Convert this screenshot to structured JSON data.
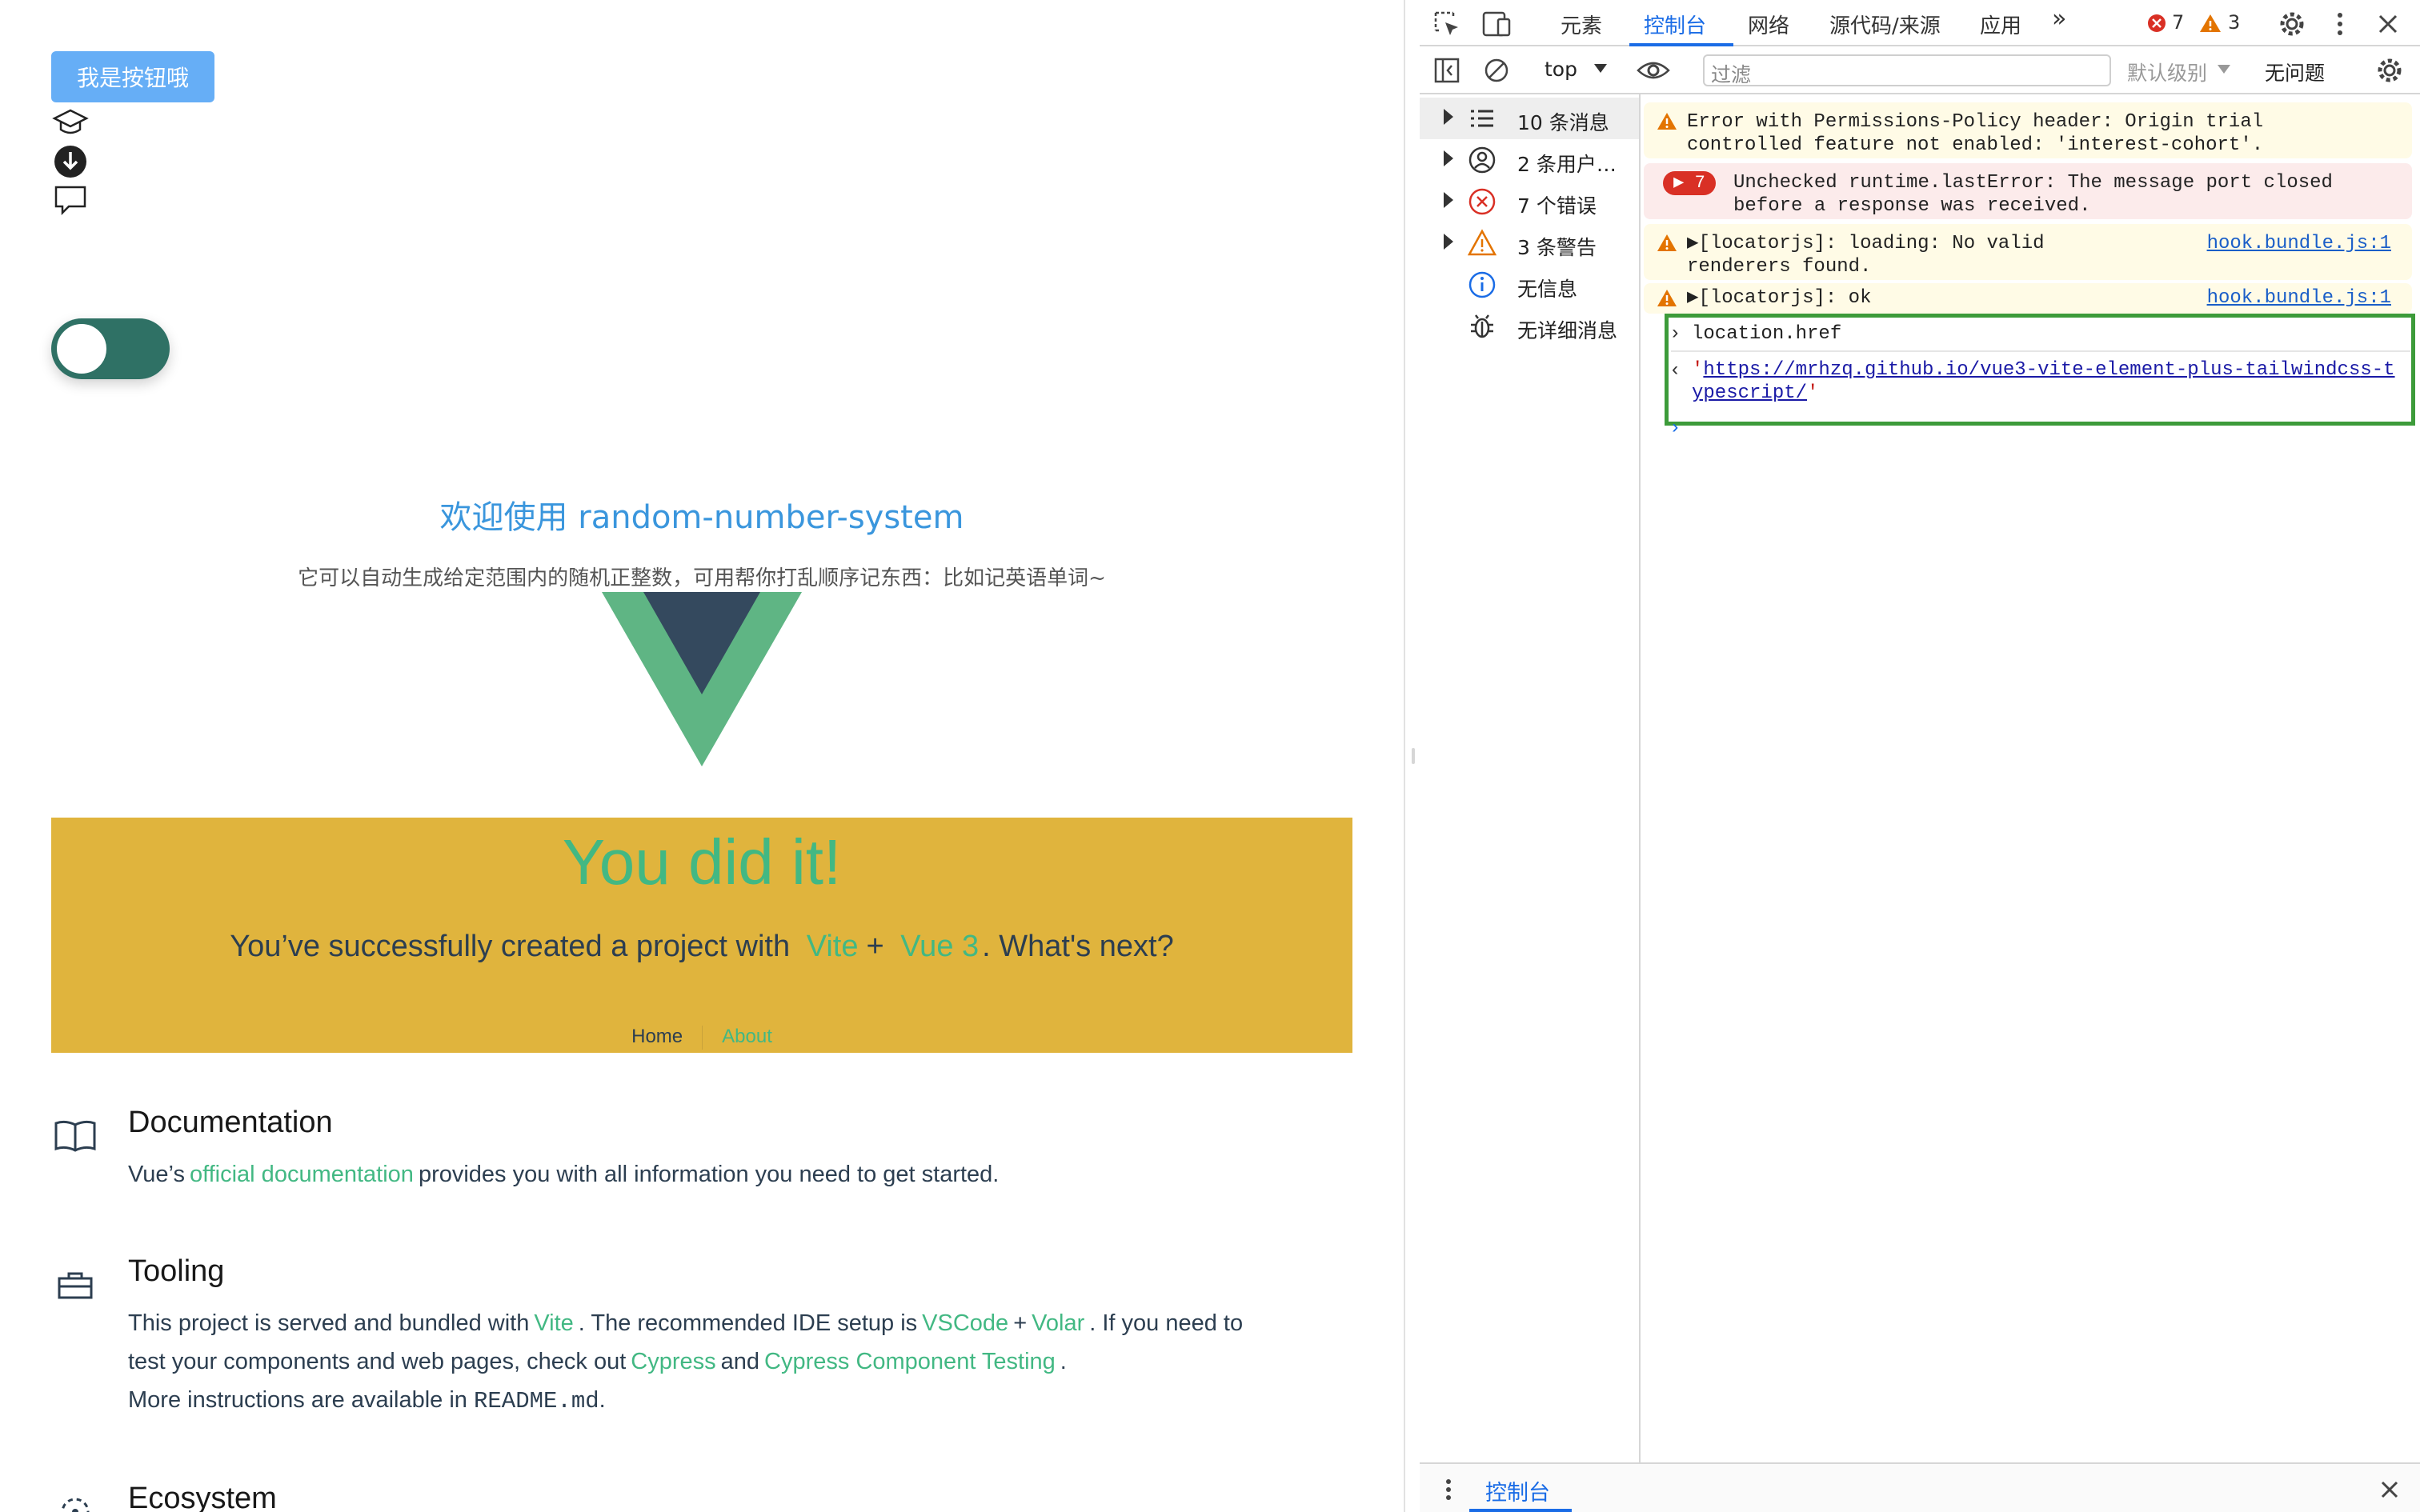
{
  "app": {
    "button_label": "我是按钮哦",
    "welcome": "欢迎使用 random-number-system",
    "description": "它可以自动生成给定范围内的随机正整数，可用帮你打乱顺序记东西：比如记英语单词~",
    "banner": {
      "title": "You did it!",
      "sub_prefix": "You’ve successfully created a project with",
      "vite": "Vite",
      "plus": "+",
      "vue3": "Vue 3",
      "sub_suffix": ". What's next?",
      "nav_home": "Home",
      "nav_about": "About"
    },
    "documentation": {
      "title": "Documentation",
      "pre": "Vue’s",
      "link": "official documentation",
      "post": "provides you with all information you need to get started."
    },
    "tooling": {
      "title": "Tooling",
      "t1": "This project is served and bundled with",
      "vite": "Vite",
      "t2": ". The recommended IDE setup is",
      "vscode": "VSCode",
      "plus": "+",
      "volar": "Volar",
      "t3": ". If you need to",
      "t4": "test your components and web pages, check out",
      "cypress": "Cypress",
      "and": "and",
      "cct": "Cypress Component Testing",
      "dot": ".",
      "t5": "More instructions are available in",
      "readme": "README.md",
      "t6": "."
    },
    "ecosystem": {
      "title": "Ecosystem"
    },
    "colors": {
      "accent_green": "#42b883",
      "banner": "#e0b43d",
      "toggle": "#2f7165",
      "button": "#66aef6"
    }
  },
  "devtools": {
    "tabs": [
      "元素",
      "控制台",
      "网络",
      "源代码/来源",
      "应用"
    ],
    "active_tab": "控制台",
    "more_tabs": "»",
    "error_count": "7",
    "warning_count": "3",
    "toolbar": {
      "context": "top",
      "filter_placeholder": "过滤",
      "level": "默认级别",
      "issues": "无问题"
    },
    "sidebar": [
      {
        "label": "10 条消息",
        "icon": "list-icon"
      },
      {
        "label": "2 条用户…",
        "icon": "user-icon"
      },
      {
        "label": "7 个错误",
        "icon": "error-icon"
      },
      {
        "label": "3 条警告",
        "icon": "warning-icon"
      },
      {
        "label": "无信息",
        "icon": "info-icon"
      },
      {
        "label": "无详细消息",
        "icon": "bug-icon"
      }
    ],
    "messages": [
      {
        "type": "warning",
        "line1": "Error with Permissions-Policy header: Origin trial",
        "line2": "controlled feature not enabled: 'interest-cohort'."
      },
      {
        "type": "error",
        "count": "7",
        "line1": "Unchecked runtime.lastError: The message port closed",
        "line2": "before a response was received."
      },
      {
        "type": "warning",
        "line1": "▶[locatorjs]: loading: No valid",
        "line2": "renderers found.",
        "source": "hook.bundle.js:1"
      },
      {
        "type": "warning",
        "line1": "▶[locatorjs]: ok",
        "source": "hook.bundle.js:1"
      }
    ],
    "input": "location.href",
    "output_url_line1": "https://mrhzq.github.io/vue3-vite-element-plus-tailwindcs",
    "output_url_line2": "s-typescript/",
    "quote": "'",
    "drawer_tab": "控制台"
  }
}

----

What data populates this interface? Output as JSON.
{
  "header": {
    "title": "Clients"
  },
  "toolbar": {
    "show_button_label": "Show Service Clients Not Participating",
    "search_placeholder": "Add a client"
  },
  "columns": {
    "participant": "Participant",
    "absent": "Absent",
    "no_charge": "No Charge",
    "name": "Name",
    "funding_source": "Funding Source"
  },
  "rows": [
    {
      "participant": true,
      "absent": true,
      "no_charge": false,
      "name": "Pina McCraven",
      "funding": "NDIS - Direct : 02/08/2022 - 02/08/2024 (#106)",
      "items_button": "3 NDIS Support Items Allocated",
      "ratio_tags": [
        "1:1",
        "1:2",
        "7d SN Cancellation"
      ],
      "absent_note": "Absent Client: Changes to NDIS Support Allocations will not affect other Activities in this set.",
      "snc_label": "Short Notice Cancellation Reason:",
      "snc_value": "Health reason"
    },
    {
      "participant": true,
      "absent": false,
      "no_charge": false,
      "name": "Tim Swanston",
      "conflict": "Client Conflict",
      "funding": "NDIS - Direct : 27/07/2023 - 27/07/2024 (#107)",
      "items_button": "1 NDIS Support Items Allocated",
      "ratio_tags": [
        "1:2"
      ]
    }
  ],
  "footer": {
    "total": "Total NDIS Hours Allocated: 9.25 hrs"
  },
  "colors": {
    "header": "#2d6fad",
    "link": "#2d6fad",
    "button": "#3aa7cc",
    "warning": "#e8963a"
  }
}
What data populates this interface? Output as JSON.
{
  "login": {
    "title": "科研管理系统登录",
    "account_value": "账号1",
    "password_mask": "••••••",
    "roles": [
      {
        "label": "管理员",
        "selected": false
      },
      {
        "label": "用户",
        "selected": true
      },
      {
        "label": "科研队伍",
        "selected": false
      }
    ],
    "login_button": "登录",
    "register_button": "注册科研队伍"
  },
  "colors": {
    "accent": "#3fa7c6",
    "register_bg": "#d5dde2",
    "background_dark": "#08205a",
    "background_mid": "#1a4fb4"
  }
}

----

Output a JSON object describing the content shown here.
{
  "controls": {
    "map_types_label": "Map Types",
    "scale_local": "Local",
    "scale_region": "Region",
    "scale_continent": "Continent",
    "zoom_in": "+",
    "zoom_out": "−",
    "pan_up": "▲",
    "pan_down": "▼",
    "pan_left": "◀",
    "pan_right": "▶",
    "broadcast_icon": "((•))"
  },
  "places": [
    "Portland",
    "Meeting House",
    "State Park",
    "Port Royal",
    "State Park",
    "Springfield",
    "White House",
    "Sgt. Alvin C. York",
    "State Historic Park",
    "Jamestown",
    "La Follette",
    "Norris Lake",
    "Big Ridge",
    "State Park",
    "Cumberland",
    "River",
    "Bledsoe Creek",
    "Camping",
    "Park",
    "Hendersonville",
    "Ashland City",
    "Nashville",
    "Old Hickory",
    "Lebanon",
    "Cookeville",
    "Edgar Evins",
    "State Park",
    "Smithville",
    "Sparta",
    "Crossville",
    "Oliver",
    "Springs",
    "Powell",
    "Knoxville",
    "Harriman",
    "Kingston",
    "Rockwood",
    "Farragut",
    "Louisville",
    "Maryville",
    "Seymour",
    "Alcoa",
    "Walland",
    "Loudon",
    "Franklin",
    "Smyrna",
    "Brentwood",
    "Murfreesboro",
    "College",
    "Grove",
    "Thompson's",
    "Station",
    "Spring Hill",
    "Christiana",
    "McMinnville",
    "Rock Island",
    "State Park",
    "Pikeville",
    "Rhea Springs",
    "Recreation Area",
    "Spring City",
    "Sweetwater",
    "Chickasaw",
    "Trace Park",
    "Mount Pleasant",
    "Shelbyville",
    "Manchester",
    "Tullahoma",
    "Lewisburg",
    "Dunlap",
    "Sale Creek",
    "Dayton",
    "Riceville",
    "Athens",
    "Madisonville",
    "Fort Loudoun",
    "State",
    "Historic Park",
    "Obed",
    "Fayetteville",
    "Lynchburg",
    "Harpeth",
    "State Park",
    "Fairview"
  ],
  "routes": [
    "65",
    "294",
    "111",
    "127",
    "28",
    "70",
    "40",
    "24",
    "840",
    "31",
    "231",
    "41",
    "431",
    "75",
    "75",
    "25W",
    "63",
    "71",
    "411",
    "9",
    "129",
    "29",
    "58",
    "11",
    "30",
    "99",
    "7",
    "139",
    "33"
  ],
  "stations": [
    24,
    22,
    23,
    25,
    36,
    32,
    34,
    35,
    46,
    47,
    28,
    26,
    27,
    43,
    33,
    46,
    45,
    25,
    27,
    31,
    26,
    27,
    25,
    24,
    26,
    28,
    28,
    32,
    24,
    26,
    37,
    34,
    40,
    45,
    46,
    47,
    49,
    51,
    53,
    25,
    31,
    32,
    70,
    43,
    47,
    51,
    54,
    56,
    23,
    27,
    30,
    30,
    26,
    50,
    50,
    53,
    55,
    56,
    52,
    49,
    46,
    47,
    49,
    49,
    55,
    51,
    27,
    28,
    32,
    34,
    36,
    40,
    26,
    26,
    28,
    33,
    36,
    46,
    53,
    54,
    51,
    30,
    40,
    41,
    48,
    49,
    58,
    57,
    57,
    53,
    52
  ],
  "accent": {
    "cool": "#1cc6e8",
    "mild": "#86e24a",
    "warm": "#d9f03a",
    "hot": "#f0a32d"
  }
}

----

* **WRITTEN REQUEST**: Search the records for the word "link" and copy every line where it occurs.

* **THE COMPLETED TASK**:
      "link": "official documentation",
    "link": "#2d6fad",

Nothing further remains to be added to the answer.